::: SOURCE MATERIAL
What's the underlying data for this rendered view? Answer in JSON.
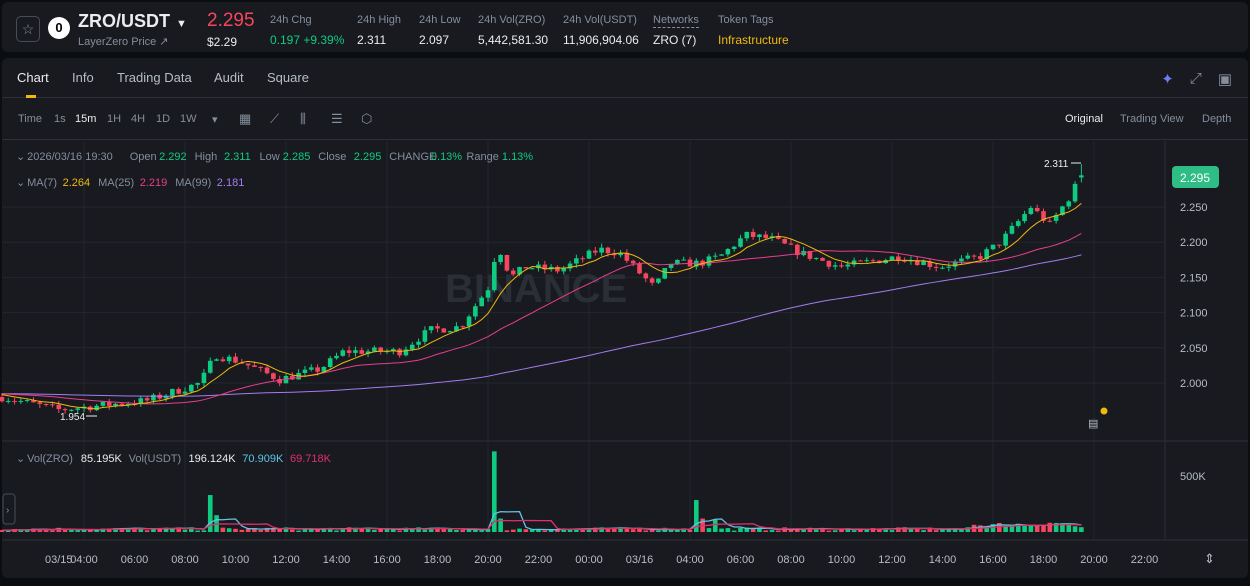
{
  "header": {
    "symbol": "ZRO/USDT",
    "subtitle": "LayerZero Price ↗",
    "price": "2.295",
    "price_usd": "$2.29",
    "stats": [
      {
        "label": "24h Chg",
        "value": "0.197 +9.39%",
        "color": "#0ecb81"
      },
      {
        "label": "24h High",
        "value": "2.311"
      },
      {
        "label": "24h Low",
        "value": "2.097"
      },
      {
        "label": "24h Vol(ZRO)",
        "value": "5,442,581.30"
      },
      {
        "label": "24h Vol(USDT)",
        "value": "11,906,904.06"
      },
      {
        "label": "Networks",
        "value": "ZRO (7)"
      },
      {
        "label": "Token Tags",
        "value": "Infrastructure",
        "color": "#f0b90b"
      }
    ]
  },
  "tabs": [
    "Chart",
    "Info",
    "Trading Data",
    "Audit",
    "Square"
  ],
  "intervals": [
    "Time",
    "1s",
    "15m",
    "1H",
    "4H",
    "1D",
    "1W"
  ],
  "views": [
    "Original",
    "Trading View",
    "Depth"
  ],
  "ohlc": {
    "date": "2026/03/16 19:30",
    "open_l": "Open",
    "open": "2.292",
    "high_l": "High",
    "high": "2.311",
    "low_l": "Low",
    "low": "2.285",
    "close_l": "Close",
    "close": "2.295",
    "change_l": "CHANGE",
    "change": "0.13%",
    "range_l": "Range",
    "range": "1.13%"
  },
  "ma": {
    "ma7_l": "MA(7)",
    "ma7": "2.264",
    "ma25_l": "MA(25)",
    "ma25": "2.219",
    "ma99_l": "MA(99)",
    "ma99": "2.181"
  },
  "vol": {
    "zro_l": "Vol(ZRO)",
    "zro": "85.195K",
    "usdt_l": "Vol(USDT)",
    "usdt": "196.124K",
    "ma5": "70.909K",
    "ma10": "69.718K"
  },
  "watermark": "BINANCE",
  "colors": {
    "up": "#0ecb81",
    "down": "#f6465d",
    "ma7": "#f0b90b",
    "ma25": "#e83e8c",
    "ma99": "#a57cf0",
    "vma5": "#5ec4e6",
    "vma10": "#e0306a"
  },
  "chart_data": {
    "type": "candlestick",
    "interval": "15m",
    "price_ticks": [
      "2.000",
      "2.050",
      "2.100",
      "2.150",
      "2.200",
      "2.250"
    ],
    "price_tick_values": [
      2.0,
      2.05,
      2.1,
      2.15,
      2.2,
      2.25
    ],
    "current_price": "2.295",
    "high_marker": "2.311",
    "low_marker": "1.954",
    "vol_tick": "500K",
    "time_ticks": [
      {
        "h": 3,
        "l": "03/15"
      },
      {
        "h": 4,
        "l": "04:00"
      },
      {
        "h": 6,
        "l": "06:00"
      },
      {
        "h": 8,
        "l": "08:00"
      },
      {
        "h": 10,
        "l": "10:00"
      },
      {
        "h": 12,
        "l": "12:00"
      },
      {
        "h": 14,
        "l": "14:00"
      },
      {
        "h": 16,
        "l": "16:00"
      },
      {
        "h": 18,
        "l": "18:00"
      },
      {
        "h": 20,
        "l": "20:00"
      },
      {
        "h": 22,
        "l": "22:00"
      },
      {
        "h": 24,
        "l": "00:00"
      },
      {
        "h": 26,
        "l": "03/16"
      },
      {
        "h": 28,
        "l": "04:00"
      },
      {
        "h": 30,
        "l": "06:00"
      },
      {
        "h": 32,
        "l": "08:00"
      },
      {
        "h": 34,
        "l": "10:00"
      },
      {
        "h": 36,
        "l": "12:00"
      },
      {
        "h": 38,
        "l": "14:00"
      },
      {
        "h": 40,
        "l": "16:00"
      },
      {
        "h": 42,
        "l": "18:00"
      },
      {
        "h": 44,
        "l": "20:00"
      },
      {
        "h": 46,
        "l": "22:00"
      }
    ],
    "close_anchors_hours_price": [
      [
        0.75,
        1.98
      ],
      [
        3,
        1.962
      ],
      [
        6.5,
        1.975
      ],
      [
        8.6,
        2.0
      ],
      [
        9.2,
        2.04
      ],
      [
        10.2,
        2.03
      ],
      [
        11.75,
        2.005
      ],
      [
        13.35,
        2.02
      ],
      [
        14.3,
        2.045
      ],
      [
        16.5,
        2.045
      ],
      [
        17.7,
        2.075
      ],
      [
        18.9,
        2.08
      ],
      [
        20.1,
        2.14
      ],
      [
        20.35,
        2.2
      ],
      [
        20.9,
        2.15
      ],
      [
        21.5,
        2.165
      ],
      [
        22.85,
        2.16
      ],
      [
        24.4,
        2.19
      ],
      [
        25.2,
        2.185
      ],
      [
        26.6,
        2.135
      ],
      [
        27.2,
        2.17
      ],
      [
        28.4,
        2.17
      ],
      [
        29.2,
        2.18
      ],
      [
        30.2,
        2.21
      ],
      [
        31.2,
        2.205
      ],
      [
        32.35,
        2.185
      ],
      [
        33.95,
        2.165
      ],
      [
        36.3,
        2.18
      ],
      [
        37.9,
        2.165
      ],
      [
        39.5,
        2.18
      ],
      [
        40.3,
        2.2
      ],
      [
        41.5,
        2.25
      ],
      [
        42.25,
        2.225
      ],
      [
        43.05,
        2.265
      ],
      [
        43.5,
        2.295
      ]
    ],
    "volume_spikes_hours_k": [
      [
        9.0,
        330
      ],
      [
        9.25,
        150
      ],
      [
        20.25,
        720
      ],
      [
        20.5,
        120
      ],
      [
        28.25,
        285
      ],
      [
        28.5,
        120
      ],
      [
        29.0,
        110
      ]
    ]
  }
}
::::::
TASK TO COMPLETE - In the copy, include no pictures; restate the listing above exactly.

EXERCISE RESPONSE -
What's the underlying data for this rendered view? Answer in JSON.
{
  "header": {
    "symbol": "ZRO/USDT",
    "subtitle": "LayerZero Price ↗",
    "price": "2.295",
    "price_usd": "$2.29",
    "stats": [
      {
        "label": "24h Chg",
        "value": "0.197 +9.39%",
        "color": "#0ecb81"
      },
      {
        "label": "24h High",
        "value": "2.311"
      },
      {
        "label": "24h Low",
        "value": "2.097"
      },
      {
        "label": "24h Vol(ZRO)",
        "value": "5,442,581.30"
      },
      {
        "label": "24h Vol(USDT)",
        "value": "11,906,904.06"
      },
      {
        "label": "Networks",
        "value": "ZRO (7)"
      },
      {
        "label": "Token Tags",
        "value": "Infrastructure",
        "color": "#f0b90b"
      }
    ]
  },
  "tabs": [
    "Chart",
    "Info",
    "Trading Data",
    "Audit",
    "Square"
  ],
  "intervals": [
    "Time",
    "1s",
    "15m",
    "1H",
    "4H",
    "1D",
    "1W"
  ],
  "views": [
    "Original",
    "Trading View",
    "Depth"
  ],
  "ohlc": {
    "date": "2026/03/16 19:30",
    "open_l": "Open",
    "open": "2.292",
    "high_l": "High",
    "high": "2.311",
    "low_l": "Low",
    "low": "2.285",
    "close_l": "Close",
    "close": "2.295",
    "change_l": "CHANGE",
    "change": "0.13%",
    "range_l": "Range",
    "range": "1.13%"
  },
  "ma": {
    "ma7_l": "MA(7)",
    "ma7": "2.264",
    "ma25_l": "MA(25)",
    "ma25": "2.219",
    "ma99_l": "MA(99)",
    "ma99": "2.181"
  },
  "vol": {
    "zro_l": "Vol(ZRO)",
    "zro": "85.195K",
    "usdt_l": "Vol(USDT)",
    "usdt": "196.124K",
    "ma5": "70.909K",
    "ma10": "69.718K"
  },
  "watermark": "BINANCE",
  "colors": {
    "up": "#0ecb81",
    "down": "#f6465d",
    "ma7": "#f0b90b",
    "ma25": "#e83e8c",
    "ma99": "#a57cf0",
    "vma5": "#5ec4e6",
    "vma10": "#e0306a"
  },
  "chart_data": {
    "type": "candlestick",
    "interval": "15m",
    "price_ticks": [
      "2.000",
      "2.050",
      "2.100",
      "2.150",
      "2.200",
      "2.250"
    ],
    "price_tick_values": [
      2.0,
      2.05,
      2.1,
      2.15,
      2.2,
      2.25
    ],
    "current_price": "2.295",
    "high_marker": "2.311",
    "low_marker": "1.954",
    "vol_tick": "500K",
    "time_ticks": [
      {
        "h": 3,
        "l": "03/15"
      },
      {
        "h": 4,
        "l": "04:00"
      },
      {
        "h": 6,
        "l": "06:00"
      },
      {
        "h": 8,
        "l": "08:00"
      },
      {
        "h": 10,
        "l": "10:00"
      },
      {
        "h": 12,
        "l": "12:00"
      },
      {
        "h": 14,
        "l": "14:00"
      },
      {
        "h": 16,
        "l": "16:00"
      },
      {
        "h": 18,
        "l": "18:00"
      },
      {
        "h": 20,
        "l": "20:00"
      },
      {
        "h": 22,
        "l": "22:00"
      },
      {
        "h": 24,
        "l": "00:00"
      },
      {
        "h": 26,
        "l": "03/16"
      },
      {
        "h": 28,
        "l": "04:00"
      },
      {
        "h": 30,
        "l": "06:00"
      },
      {
        "h": 32,
        "l": "08:00"
      },
      {
        "h": 34,
        "l": "10:00"
      },
      {
        "h": 36,
        "l": "12:00"
      },
      {
        "h": 38,
        "l": "14:00"
      },
      {
        "h": 40,
        "l": "16:00"
      },
      {
        "h": 42,
        "l": "18:00"
      },
      {
        "h": 44,
        "l": "20:00"
      },
      {
        "h": 46,
        "l": "22:00"
      }
    ],
    "close_anchors_hours_price": [
      [
        0.75,
        1.98
      ],
      [
        3,
        1.962
      ],
      [
        6.5,
        1.975
      ],
      [
        8.6,
        2.0
      ],
      [
        9.2,
        2.04
      ],
      [
        10.2,
        2.03
      ],
      [
        11.75,
        2.005
      ],
      [
        13.35,
        2.02
      ],
      [
        14.3,
        2.045
      ],
      [
        16.5,
        2.045
      ],
      [
        17.7,
        2.075
      ],
      [
        18.9,
        2.08
      ],
      [
        20.1,
        2.14
      ],
      [
        20.35,
        2.2
      ],
      [
        20.9,
        2.15
      ],
      [
        21.5,
        2.165
      ],
      [
        22.85,
        2.16
      ],
      [
        24.4,
        2.19
      ],
      [
        25.2,
        2.185
      ],
      [
        26.6,
        2.135
      ],
      [
        27.2,
        2.17
      ],
      [
        28.4,
        2.17
      ],
      [
        29.2,
        2.18
      ],
      [
        30.2,
        2.21
      ],
      [
        31.2,
        2.205
      ],
      [
        32.35,
        2.185
      ],
      [
        33.95,
        2.165
      ],
      [
        36.3,
        2.18
      ],
      [
        37.9,
        2.165
      ],
      [
        39.5,
        2.18
      ],
      [
        40.3,
        2.2
      ],
      [
        41.5,
        2.25
      ],
      [
        42.25,
        2.225
      ],
      [
        43.05,
        2.265
      ],
      [
        43.5,
        2.295
      ]
    ],
    "volume_spikes_hours_k": [
      [
        9.0,
        330
      ],
      [
        9.25,
        150
      ],
      [
        20.25,
        720
      ],
      [
        20.5,
        120
      ],
      [
        28.25,
        285
      ],
      [
        28.5,
        120
      ],
      [
        29.0,
        110
      ]
    ]
  }
}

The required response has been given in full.